# Text block:
-=-=-

Inebriate Me: Getting Drunk on God

May 28, 2014

Wherever the Catholic sun doth shine,
There’s always laughter and good red wine.
At least I’ve always found it so.
Benedicamus Domino!
~ Hilaire Belloc (1870 – 1953)

The television was on in the service center waiting area—Katie Couric was introducing her next guest. I was the only one there, and normally I’d just turn off the set rather than endure daytime programming. But I wasn’t going to be long—just waiting for a key to be copied—so I left it on. Besides, the show’s topic caught my eye: Why Women Drink.

Author Gabrielle Glaser was the guest, and as soon as she started talking, I remembered reading an excerpt from her new book, Her Best-Kept Secret, in the newspaper. Fascinating stuff—all about the differences in drinking patterns between men and women, the intentional marketing of wine to women after World War II, and how women are coping with rising levels of alcohol abuse.

According to Glaser, the solution for most women isn’t necessarily complete abstinence—that sobriety can be achieved by restoring appropriate levels of alcohol intake. This isn’t the case for the vast majority of men, for whom an all or nothing approach is often required. In any case, regardless of which strategy is most appropriate and when, this gender difference is revealing of something essential to alcohol consumption.

It’s this: You can drink without getting drunk. Really. Chesterton implied as much when he wrote, “We should thank God for beer and burgundy by not drinking too much of them.” St. Paul condemned full-blown drunkenness in the strongest terms, lumping it in with fornication and idolatry. Yet, he also wrote to Timothy, “No longer drink only water, but use a little wine for the sake of your stomach and your frequent ailments.”

-=-=-

# Set task A:
Answer these questions about the essay on drinking:
(i) What was the author waiting for in the service center?
(ii) What is the title of Gabrielle Glaser's new book?
(iii) To whom did St. Paul write about using a little wine?
# Set task B:
Reproduce the passage of the essay on drinking between "Benedicamus Domino!" and "of alcohol abuse.", inclusive.
# Set task C:
Turn the paragraph of the essay on drinking that begins "According to Glaser" into a short bulleted list that keeps its main points.

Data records
-=-=-

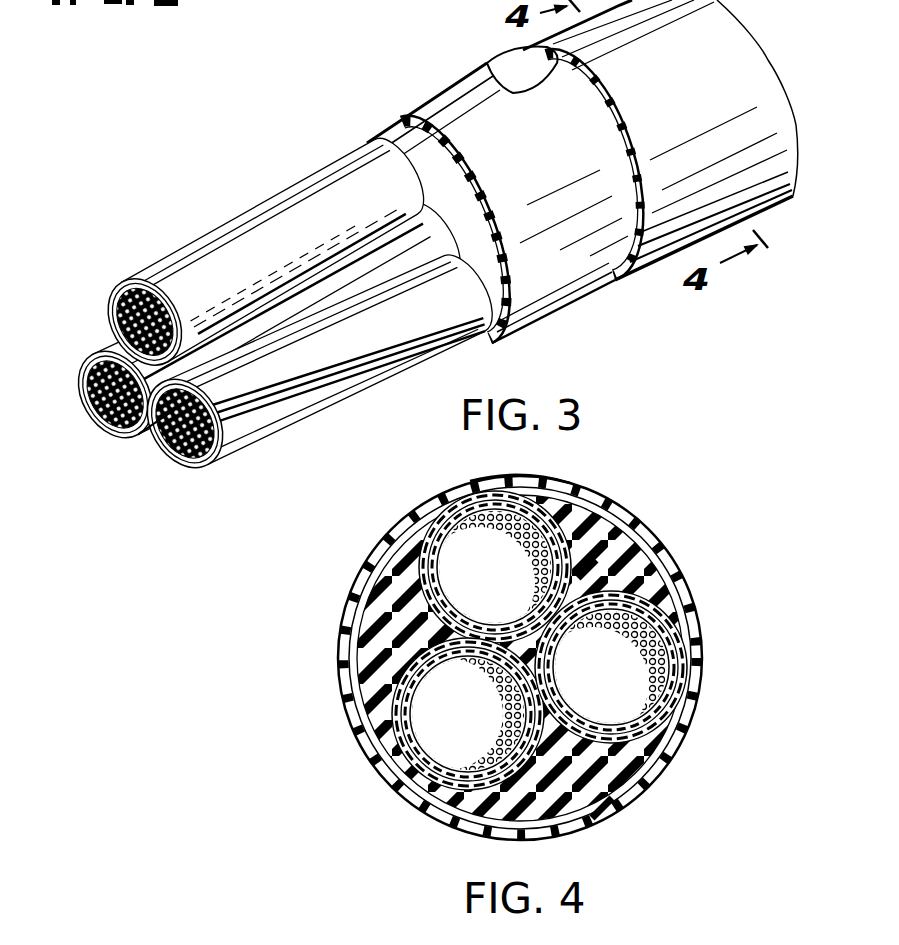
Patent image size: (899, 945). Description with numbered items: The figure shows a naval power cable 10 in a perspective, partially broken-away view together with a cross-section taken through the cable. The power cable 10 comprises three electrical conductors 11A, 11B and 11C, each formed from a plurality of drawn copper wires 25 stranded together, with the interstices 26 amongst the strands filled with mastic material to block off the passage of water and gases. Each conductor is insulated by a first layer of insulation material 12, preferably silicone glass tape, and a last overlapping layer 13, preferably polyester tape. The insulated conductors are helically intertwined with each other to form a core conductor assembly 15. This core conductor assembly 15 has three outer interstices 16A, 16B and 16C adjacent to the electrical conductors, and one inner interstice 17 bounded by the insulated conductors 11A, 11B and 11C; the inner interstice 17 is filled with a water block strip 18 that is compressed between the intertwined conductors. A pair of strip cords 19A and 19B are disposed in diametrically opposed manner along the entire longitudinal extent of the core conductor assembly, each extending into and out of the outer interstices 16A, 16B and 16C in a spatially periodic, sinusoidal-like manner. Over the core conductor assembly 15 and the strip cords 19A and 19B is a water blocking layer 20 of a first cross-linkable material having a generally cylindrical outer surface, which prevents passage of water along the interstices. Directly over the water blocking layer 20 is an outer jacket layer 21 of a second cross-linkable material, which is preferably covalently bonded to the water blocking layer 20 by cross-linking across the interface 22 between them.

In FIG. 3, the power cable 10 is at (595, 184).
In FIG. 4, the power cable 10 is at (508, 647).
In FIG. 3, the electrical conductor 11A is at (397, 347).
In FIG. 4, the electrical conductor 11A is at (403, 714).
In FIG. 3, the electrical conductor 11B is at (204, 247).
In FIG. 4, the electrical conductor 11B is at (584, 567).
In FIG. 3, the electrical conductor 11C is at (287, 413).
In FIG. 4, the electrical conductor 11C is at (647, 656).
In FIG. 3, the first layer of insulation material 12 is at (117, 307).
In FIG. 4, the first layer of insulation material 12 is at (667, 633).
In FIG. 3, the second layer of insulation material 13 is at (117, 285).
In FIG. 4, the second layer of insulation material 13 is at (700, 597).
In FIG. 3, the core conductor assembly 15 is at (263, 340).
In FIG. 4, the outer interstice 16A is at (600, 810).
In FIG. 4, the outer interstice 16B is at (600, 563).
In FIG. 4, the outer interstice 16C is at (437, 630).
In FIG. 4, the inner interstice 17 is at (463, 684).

-=-=-

# Exercise answer A:
(i) A key to be copied
(ii) Her Best-Kept Secret
(iii) Timothy

# Exercise answer B:
Benedicamus Domino!
~ Hilaire Belloc (1870 – 1953)

The television was on in the service center waiting area—Katie Couric was introducing her next guest. I was the only one there, and normally I’d just turn off the set rather than endure daytime programming. But I wasn’t going to be long—just waiting for a key to be copied—so I left it on. Besides, the show’s topic caught my eye: Why Women Drink.

Author Gabrielle Glaser was the guest, and as soon as she started talking, I remembered reading an excerpt from her new book, Her Best-Kept Secret, in the newspaper. Fascinating stuff—all about the differences in drinking patterns between men and women, the intentional marketing of wine to women after World War II, and how women are coping with rising levels of alcohol abuse.

# Exercise answer C:
- According to Glaser, most women do not necessarily need complete abstinence. Sobriety can be achieved by restoring appropriate levels of alcohol intake.
- Most men often require an all-or-nothing approach.
- Whichever strategy fits, this gender difference reveals something essential to alcohol consumption.